** Start of Supplied records **
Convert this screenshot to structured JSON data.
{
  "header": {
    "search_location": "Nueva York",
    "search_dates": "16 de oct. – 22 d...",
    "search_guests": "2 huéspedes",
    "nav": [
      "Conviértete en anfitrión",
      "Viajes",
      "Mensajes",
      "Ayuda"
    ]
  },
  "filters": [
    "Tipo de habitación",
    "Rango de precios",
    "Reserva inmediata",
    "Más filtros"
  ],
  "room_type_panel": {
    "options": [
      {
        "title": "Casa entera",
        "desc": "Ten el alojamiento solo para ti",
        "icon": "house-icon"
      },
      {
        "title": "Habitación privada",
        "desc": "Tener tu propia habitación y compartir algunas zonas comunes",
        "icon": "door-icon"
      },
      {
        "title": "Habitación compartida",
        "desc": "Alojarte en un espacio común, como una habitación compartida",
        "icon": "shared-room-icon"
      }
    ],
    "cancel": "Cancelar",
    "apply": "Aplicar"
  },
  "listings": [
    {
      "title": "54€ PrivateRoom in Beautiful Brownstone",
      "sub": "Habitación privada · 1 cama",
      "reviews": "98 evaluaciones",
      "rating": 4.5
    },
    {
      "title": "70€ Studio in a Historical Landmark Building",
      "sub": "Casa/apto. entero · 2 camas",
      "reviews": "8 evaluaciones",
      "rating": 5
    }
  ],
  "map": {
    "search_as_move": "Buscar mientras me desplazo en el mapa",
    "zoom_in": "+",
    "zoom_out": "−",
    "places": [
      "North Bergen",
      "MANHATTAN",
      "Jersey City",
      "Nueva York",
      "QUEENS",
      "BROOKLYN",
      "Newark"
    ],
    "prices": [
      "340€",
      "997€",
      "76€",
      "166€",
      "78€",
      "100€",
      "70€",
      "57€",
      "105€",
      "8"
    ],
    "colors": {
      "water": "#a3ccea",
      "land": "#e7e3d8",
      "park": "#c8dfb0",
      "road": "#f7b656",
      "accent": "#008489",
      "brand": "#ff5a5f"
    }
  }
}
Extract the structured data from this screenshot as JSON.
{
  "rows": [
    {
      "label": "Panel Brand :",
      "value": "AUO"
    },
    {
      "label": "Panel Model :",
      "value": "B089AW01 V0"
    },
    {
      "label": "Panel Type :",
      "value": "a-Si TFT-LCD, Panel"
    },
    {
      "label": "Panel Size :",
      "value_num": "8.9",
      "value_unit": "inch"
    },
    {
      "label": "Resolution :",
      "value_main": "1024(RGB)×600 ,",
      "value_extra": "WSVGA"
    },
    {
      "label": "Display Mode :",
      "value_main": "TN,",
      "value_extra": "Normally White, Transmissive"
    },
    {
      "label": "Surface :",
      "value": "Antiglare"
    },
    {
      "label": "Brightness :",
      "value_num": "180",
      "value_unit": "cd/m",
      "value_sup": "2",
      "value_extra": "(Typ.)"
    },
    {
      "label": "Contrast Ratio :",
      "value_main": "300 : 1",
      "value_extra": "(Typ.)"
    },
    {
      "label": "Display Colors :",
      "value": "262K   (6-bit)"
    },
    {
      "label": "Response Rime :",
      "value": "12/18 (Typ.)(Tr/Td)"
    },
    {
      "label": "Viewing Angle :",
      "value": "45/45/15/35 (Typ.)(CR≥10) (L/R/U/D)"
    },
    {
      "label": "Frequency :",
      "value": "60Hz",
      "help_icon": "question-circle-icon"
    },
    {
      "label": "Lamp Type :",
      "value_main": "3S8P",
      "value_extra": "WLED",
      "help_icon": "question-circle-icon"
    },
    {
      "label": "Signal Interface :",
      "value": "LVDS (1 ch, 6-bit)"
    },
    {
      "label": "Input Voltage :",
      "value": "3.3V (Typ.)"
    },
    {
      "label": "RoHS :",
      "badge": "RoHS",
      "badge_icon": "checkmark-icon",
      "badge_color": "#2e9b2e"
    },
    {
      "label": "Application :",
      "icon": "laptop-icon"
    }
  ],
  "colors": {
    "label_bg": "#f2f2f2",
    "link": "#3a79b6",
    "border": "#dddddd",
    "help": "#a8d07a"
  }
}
** End of Supplied records **
Your instructions =
Set every line of the listing down word for word.

Exercise solution =
Convert this screenshot to structured JSON data.
{
  "header": {
    "search_location": "Nueva York",
    "search_dates": "16 de oct. – 22 d...",
    "search_guests": "2 huéspedes",
    "nav": [
      "Conviértete en anfitrión",
      "Viajes",
      "Mensajes",
      "Ayuda"
    ]
  },
  "filters": [
    "Tipo de habitación",
    "Rango de precios",
    "Reserva inmediata",
    "Más filtros"
  ],
  "room_type_panel": {
    "options": [
      {
        "title": "Casa entera",
        "desc": "Ten el alojamiento solo para ti",
        "icon": "house-icon"
      },
      {
        "title": "Habitación privada",
        "desc": "Tener tu propia habitación y compartir algunas zonas comunes",
        "icon": "door-icon"
      },
      {
        "title": "Habitación compartida",
        "desc": "Alojarte en un espacio común, como una habitación compartida",
        "icon": "shared-room-icon"
      }
    ],
    "cancel": "Cancelar",
    "apply": "Aplicar"
  },
  "listings": [
    {
      "title": "54€ PrivateRoom in Beautiful Brownstone",
      "sub": "Habitación privada · 1 cama",
      "reviews": "98 evaluaciones",
      "rating": 4.5
    },
    {
      "title": "70€ Studio in a Historical Landmark Building",
      "sub": "Casa/apto. entero · 2 camas",
      "reviews": "8 evaluaciones",
      "rating": 5
    }
  ],
  "map": {
    "search_as_move": "Buscar mientras me desplazo en el mapa",
    "zoom_in": "+",
    "zoom_out": "−",
    "places": [
      "North Bergen",
      "MANHATTAN",
      "Jersey City",
      "Nueva York",
      "QUEENS",
      "BROOKLYN",
      "Newark"
    ],
    "prices": [
      "340€",
      "997€",
      "76€",
      "166€",
      "78€",
      "100€",
      "70€",
      "57€",
      "105€",
      "8"
    ],
    "colors": {
      "water": "#a3ccea",
      "land": "#e7e3d8",
      "park": "#c8dfb0",
      "road": "#f7b656",
      "accent": "#008489",
      "brand": "#ff5a5f"
    }
  }
}
Extract the structured data from this screenshot as JSON.
{
  "rows": [
    {
      "label": "Panel Brand :",
      "value": "AUO"
    },
    {
      "label": "Panel Model :",
      "value": "B089AW01 V0"
    },
    {
      "label": "Panel Type :",
      "value": "a-Si TFT-LCD, Panel"
    },
    {
      "label": "Panel Size :",
      "value_num": "8.9",
      "value_unit": "inch"
    },
    {
      "label": "Resolution :",
      "value_main": "1024(RGB)×600 ,",
      "value_extra": "WSVGA"
    },
    {
      "label": "Display Mode :",
      "value_main": "TN,",
      "value_extra": "Normally White, Transmissive"
    },
    {
      "label": "Surface :",
      "value": "Antiglare"
    },
    {
      "label": "Brightness :",
      "value_num": "180",
      "value_unit": "cd/m",
      "value_sup": "2",
      "value_extra": "(Typ.)"
    },
    {
      "label": "Contrast Ratio :",
      "value_main": "300 : 1",
      "value_extra": "(Typ.)"
    },
    {
      "label": "Display Colors :",
      "value": "262K   (6-bit)"
    },
    {
      "label": "Response Rime :",
      "value": "12/18 (Typ.)(Tr/Td)"
    },
    {
      "label": "Viewing Angle :",
      "value": "45/45/15/35 (Typ.)(CR≥10) (L/R/U/D)"
    },
    {
      "label": "Frequency :",
      "value": "60Hz",
      "help_icon": "question-circle-icon"
    },
    {
      "label": "Lamp Type :",
      "value_main": "3S8P",
      "value_extra": "WLED",
      "help_icon": "question-circle-icon"
    },
    {
      "label": "Signal Interface :",
      "value": "LVDS (1 ch, 6-bit)"
    },
    {
      "label": "Input Voltage :",
      "value": "3.3V (Typ.)"
    },
    {
      "label": "RoHS :",
      "badge": "RoHS",
      "badge_icon": "checkmark-icon",
      "badge_color": "#2e9b2e"
    },
    {
      "label": "Application :",
      "icon": "laptop-icon"
    }
  ],
  "colors": {
    "label_bg": "#f2f2f2",
    "link": "#3a79b6",
    "border": "#dddddd",
    "help": "#a8d07a"
  }
}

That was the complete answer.